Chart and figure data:
* Start *
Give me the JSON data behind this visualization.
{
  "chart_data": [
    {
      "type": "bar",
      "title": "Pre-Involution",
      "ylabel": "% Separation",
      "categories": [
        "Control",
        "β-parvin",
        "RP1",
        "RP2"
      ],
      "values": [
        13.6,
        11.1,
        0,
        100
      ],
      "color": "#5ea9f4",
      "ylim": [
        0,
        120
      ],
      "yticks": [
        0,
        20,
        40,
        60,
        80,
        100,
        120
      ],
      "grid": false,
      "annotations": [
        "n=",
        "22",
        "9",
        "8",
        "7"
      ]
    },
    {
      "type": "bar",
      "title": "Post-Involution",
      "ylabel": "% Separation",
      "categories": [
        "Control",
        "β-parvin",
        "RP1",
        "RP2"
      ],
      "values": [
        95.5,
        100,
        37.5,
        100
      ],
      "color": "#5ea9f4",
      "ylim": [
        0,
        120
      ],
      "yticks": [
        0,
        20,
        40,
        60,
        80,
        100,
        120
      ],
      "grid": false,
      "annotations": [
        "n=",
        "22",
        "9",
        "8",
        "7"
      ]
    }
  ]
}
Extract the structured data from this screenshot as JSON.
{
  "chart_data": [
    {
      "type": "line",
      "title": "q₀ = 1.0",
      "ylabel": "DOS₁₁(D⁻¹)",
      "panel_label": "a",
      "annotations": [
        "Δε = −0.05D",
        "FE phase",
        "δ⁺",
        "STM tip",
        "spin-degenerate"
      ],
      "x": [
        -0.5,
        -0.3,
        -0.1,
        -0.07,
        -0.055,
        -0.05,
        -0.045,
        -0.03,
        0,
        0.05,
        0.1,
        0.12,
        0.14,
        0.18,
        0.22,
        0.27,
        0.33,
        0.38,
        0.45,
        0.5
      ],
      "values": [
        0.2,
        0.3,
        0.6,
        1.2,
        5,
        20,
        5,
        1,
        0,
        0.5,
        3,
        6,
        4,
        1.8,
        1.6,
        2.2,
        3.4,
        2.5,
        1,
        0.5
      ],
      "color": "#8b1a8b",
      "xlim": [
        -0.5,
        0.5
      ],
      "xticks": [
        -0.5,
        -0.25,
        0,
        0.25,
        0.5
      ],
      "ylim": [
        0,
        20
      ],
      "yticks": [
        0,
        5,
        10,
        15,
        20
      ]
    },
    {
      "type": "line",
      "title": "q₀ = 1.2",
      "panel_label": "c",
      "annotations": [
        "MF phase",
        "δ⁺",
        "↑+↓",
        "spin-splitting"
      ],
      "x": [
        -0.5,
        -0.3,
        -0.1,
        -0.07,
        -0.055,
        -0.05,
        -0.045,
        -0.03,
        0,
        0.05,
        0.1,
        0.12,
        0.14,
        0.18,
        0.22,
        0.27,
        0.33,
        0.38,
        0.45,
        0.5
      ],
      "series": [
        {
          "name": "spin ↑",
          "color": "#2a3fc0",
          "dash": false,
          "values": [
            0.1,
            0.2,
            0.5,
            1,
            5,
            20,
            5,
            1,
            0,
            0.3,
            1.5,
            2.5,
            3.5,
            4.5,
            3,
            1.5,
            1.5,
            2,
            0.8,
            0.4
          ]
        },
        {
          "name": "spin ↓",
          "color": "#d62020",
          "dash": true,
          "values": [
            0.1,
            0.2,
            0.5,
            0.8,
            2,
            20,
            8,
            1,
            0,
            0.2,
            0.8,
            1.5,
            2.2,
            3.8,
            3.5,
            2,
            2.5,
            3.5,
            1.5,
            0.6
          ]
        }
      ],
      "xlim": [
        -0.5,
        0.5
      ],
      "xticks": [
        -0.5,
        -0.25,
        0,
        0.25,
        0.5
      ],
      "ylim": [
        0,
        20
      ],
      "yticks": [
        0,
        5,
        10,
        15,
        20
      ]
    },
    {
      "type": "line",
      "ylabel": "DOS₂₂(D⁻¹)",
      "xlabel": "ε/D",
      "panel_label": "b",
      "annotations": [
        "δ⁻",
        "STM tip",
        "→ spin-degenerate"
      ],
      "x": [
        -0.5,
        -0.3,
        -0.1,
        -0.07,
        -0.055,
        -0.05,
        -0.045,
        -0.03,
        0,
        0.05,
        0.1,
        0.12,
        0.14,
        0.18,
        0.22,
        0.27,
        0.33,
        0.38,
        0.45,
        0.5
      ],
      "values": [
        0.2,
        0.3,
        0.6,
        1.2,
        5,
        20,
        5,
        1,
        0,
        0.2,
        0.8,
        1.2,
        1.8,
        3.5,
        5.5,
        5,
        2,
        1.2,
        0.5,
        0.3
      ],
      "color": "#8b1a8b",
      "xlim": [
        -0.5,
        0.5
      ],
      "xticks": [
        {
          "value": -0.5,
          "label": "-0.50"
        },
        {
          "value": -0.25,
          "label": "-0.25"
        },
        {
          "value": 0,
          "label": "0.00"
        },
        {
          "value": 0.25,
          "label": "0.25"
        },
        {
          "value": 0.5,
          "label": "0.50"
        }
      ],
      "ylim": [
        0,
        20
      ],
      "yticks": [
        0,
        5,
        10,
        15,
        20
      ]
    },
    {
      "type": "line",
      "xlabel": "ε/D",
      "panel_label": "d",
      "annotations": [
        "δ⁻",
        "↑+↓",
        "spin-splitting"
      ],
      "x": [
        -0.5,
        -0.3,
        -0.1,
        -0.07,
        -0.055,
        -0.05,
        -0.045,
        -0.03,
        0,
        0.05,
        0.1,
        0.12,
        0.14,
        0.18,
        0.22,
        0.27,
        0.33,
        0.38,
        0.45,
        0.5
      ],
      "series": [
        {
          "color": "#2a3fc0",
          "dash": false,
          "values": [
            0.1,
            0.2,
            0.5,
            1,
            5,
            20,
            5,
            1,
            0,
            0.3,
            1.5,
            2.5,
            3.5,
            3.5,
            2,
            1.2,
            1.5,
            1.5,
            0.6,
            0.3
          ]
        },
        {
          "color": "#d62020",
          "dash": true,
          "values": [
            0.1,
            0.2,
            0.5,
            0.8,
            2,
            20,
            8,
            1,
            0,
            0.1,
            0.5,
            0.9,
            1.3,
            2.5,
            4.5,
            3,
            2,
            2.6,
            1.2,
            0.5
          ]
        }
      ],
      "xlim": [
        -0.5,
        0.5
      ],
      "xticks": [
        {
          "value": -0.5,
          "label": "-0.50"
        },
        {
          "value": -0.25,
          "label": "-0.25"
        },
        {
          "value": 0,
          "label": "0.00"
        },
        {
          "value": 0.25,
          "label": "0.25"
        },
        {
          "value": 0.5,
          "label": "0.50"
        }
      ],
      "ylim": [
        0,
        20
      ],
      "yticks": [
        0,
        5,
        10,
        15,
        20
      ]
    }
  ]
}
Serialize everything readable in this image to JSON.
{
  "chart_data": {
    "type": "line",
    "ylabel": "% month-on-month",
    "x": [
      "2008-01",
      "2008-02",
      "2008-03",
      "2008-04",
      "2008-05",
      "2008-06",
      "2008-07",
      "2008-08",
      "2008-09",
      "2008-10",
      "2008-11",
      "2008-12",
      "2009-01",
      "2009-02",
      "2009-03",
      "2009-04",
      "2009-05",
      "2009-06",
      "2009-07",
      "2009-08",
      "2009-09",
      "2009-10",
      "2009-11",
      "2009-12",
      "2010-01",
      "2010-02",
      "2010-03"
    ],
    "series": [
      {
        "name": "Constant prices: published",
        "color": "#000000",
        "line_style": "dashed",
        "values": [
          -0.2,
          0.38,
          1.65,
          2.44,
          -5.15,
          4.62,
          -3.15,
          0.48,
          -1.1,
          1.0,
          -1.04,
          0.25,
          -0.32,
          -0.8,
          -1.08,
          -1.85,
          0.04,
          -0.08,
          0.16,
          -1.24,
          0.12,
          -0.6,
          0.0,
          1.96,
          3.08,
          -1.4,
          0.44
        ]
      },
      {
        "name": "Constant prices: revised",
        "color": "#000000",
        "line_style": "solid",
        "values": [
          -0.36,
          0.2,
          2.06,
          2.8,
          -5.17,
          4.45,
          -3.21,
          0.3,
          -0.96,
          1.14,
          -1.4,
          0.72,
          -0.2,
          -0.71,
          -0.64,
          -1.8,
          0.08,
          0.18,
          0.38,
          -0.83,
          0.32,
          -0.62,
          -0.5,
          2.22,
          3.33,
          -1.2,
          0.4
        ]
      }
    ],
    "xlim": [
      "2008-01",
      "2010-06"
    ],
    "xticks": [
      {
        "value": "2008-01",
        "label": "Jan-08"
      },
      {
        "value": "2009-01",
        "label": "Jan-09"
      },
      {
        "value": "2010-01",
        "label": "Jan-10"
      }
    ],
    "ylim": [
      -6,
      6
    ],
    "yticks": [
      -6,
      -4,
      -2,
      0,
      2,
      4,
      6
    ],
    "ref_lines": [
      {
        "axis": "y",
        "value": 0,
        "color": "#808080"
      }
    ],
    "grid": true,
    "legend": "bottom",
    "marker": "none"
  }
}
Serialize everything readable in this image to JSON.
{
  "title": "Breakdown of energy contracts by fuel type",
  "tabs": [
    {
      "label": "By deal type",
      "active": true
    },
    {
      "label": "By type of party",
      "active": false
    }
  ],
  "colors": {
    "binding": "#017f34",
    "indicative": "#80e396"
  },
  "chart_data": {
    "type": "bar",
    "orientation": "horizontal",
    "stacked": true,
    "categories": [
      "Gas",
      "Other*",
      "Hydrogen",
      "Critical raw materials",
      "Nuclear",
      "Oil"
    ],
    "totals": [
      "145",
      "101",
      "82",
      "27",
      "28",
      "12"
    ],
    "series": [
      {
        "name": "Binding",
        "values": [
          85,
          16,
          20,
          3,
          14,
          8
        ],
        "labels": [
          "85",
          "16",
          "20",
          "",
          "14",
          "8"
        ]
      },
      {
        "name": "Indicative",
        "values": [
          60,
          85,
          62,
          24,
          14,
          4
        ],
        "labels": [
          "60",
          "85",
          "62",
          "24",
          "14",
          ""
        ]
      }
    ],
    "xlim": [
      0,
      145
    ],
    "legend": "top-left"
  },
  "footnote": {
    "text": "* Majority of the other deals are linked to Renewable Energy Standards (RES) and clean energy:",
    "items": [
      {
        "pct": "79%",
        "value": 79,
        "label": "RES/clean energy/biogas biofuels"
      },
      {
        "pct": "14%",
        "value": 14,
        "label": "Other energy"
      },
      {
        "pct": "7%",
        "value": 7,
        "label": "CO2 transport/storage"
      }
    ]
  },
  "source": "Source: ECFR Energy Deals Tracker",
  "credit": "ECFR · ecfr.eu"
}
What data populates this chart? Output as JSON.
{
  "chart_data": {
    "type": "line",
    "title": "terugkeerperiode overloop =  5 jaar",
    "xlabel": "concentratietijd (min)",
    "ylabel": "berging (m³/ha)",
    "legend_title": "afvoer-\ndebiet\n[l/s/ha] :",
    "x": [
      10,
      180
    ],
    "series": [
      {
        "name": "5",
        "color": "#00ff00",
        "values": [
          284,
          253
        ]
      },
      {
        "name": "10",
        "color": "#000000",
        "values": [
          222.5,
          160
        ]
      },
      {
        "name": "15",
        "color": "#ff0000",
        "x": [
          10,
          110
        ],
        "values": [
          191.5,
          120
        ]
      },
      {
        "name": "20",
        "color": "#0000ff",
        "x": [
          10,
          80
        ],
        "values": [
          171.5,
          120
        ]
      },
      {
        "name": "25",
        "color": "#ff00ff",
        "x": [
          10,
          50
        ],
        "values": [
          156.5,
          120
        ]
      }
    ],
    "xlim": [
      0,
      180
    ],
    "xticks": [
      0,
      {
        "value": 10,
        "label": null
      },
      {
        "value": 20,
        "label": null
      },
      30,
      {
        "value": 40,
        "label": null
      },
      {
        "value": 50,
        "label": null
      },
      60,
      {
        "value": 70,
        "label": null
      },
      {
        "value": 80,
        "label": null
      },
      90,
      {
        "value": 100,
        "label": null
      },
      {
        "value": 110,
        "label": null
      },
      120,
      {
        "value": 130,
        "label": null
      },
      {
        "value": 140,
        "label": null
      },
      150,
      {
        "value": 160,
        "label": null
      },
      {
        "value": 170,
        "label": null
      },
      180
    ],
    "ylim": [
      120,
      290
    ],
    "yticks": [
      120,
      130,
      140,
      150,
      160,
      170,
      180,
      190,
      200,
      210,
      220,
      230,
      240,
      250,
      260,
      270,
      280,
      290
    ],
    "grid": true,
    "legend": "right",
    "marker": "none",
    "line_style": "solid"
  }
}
* End *
BRIEF: Provide only the count of lines in the data above that include the string "Involution".

SOLUTION FOR THIS EXERCISE: 2